## START INFORMATION GIVEN

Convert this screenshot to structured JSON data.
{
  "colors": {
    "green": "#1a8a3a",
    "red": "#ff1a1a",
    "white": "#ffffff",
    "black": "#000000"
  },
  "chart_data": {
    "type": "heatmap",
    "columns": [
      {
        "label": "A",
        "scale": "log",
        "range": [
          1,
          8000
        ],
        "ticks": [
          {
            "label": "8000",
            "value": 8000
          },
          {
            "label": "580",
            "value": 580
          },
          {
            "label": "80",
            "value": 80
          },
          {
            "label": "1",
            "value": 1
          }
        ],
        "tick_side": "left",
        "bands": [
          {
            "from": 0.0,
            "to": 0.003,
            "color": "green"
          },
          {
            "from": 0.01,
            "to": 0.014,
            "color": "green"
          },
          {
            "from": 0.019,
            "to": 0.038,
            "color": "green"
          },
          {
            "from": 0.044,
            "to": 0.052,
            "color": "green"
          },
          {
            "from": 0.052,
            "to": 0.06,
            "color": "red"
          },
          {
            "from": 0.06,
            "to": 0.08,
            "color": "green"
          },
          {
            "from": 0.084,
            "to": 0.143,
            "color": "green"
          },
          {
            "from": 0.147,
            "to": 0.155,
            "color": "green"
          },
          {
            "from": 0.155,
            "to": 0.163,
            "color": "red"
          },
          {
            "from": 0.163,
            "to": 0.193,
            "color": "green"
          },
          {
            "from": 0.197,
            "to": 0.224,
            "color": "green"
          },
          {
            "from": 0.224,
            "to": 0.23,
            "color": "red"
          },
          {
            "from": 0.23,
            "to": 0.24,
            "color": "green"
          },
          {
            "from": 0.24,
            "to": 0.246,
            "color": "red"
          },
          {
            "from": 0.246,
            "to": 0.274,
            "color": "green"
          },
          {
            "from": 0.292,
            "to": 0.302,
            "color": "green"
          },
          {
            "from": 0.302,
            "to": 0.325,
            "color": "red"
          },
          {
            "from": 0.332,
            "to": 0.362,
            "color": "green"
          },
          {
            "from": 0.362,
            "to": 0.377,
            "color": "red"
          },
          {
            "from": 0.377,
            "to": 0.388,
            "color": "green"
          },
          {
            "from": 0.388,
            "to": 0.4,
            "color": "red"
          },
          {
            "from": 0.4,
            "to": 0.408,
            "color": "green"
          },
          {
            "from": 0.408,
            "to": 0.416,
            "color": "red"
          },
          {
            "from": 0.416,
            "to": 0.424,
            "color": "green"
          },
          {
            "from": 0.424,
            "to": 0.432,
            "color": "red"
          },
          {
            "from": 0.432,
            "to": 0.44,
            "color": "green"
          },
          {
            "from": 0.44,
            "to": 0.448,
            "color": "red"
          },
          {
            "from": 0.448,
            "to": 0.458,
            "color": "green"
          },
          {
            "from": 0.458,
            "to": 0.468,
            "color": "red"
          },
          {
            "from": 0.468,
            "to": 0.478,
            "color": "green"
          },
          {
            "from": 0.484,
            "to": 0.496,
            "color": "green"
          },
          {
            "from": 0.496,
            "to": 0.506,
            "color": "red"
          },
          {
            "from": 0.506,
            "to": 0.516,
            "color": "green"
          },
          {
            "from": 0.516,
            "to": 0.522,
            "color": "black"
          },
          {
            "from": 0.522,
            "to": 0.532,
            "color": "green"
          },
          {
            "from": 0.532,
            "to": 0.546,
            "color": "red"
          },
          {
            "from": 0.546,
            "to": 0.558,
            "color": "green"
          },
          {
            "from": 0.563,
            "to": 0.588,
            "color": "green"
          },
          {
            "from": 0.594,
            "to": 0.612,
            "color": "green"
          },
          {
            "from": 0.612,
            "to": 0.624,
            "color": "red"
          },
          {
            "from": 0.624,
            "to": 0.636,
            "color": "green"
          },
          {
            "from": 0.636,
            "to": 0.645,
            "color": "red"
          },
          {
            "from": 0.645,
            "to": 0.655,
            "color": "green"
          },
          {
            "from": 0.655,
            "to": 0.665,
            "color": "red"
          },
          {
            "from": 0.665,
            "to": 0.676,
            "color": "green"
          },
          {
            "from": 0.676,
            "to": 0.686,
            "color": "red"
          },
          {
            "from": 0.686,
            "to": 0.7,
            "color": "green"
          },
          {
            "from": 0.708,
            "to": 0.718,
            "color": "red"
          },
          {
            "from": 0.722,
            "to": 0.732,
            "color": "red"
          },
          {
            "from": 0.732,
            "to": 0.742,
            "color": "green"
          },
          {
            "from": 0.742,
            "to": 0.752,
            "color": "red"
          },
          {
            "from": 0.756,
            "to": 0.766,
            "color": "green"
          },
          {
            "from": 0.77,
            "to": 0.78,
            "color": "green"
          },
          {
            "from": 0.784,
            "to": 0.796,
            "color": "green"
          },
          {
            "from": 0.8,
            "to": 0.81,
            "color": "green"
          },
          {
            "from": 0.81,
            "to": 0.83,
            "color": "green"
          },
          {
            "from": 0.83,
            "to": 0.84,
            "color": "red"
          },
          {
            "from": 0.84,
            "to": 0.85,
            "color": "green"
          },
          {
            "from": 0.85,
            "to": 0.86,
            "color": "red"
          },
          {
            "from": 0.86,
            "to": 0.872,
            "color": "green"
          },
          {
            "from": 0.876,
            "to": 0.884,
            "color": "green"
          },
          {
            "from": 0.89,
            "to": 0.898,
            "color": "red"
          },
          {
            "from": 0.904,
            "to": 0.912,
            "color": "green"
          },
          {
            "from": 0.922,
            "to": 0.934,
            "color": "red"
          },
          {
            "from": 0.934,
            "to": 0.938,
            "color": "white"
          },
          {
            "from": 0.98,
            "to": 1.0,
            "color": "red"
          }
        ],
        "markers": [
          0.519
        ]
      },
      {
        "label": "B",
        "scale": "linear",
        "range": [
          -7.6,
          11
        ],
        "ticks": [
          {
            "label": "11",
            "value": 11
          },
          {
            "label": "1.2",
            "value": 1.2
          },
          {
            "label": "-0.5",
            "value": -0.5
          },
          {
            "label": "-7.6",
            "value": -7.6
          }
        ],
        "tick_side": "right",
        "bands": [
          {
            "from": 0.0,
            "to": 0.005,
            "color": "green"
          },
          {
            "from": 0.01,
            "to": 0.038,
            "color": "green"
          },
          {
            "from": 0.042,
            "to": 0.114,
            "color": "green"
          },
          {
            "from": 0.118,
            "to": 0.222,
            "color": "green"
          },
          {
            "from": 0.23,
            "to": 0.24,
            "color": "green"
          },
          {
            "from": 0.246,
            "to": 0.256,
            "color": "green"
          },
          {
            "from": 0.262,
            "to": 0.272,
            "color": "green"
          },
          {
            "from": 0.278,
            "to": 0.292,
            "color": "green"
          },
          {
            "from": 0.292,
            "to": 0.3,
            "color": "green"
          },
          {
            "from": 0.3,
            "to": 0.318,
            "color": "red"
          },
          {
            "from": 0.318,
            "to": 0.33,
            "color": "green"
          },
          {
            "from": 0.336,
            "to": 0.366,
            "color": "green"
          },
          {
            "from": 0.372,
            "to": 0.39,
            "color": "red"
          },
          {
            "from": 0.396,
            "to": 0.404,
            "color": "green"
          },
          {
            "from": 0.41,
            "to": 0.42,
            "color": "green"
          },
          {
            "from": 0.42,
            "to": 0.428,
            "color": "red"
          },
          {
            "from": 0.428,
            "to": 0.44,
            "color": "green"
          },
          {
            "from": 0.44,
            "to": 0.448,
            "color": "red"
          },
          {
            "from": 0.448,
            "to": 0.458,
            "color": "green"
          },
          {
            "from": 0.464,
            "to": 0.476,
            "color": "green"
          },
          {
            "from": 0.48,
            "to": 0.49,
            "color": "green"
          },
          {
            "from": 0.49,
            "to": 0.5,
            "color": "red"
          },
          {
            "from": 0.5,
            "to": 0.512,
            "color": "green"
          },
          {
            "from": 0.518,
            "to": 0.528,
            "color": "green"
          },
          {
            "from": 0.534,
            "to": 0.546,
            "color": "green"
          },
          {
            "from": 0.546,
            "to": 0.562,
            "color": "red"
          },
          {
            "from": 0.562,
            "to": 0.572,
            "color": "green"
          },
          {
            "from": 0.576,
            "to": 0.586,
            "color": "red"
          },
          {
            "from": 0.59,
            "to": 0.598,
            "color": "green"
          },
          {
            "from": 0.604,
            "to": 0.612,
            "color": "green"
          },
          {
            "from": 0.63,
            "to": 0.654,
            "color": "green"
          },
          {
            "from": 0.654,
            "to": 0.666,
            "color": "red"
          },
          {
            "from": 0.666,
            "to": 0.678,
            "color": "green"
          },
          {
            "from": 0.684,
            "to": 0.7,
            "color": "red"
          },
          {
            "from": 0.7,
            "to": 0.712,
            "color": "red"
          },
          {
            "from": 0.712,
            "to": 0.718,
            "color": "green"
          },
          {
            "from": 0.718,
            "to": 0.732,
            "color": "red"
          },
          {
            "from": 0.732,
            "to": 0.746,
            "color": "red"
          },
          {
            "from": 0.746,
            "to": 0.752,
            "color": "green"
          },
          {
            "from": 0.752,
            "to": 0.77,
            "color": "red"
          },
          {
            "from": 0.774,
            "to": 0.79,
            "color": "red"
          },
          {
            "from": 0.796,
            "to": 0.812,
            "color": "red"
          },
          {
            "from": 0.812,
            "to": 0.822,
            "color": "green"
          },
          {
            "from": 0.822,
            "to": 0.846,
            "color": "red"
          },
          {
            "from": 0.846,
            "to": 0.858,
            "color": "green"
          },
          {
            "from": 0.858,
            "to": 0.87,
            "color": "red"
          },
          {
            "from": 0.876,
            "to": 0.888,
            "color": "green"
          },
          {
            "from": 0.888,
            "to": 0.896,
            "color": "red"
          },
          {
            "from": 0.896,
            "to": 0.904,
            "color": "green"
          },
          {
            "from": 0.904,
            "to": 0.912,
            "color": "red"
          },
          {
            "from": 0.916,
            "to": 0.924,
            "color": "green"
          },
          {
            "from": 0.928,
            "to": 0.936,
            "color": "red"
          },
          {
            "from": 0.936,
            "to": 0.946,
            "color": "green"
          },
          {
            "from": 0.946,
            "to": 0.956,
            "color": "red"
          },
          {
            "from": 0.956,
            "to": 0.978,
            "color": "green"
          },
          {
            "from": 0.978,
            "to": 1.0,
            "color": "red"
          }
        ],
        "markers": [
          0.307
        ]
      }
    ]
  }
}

## END INFORMATION GIVEN

▶ _TASK DIRECTIONS_:
Search the data for the string "label" and copy each line where it appears.

▶ _THE ANSWER_:
        "label": "A",
            "label": "8000",
            "label": "580",
            "label": "80",
            "label": "1",
        "label": "B",
            "label": "11",
            "label": "1.2",
            "label": "-0.5",
            "label": "-7.6",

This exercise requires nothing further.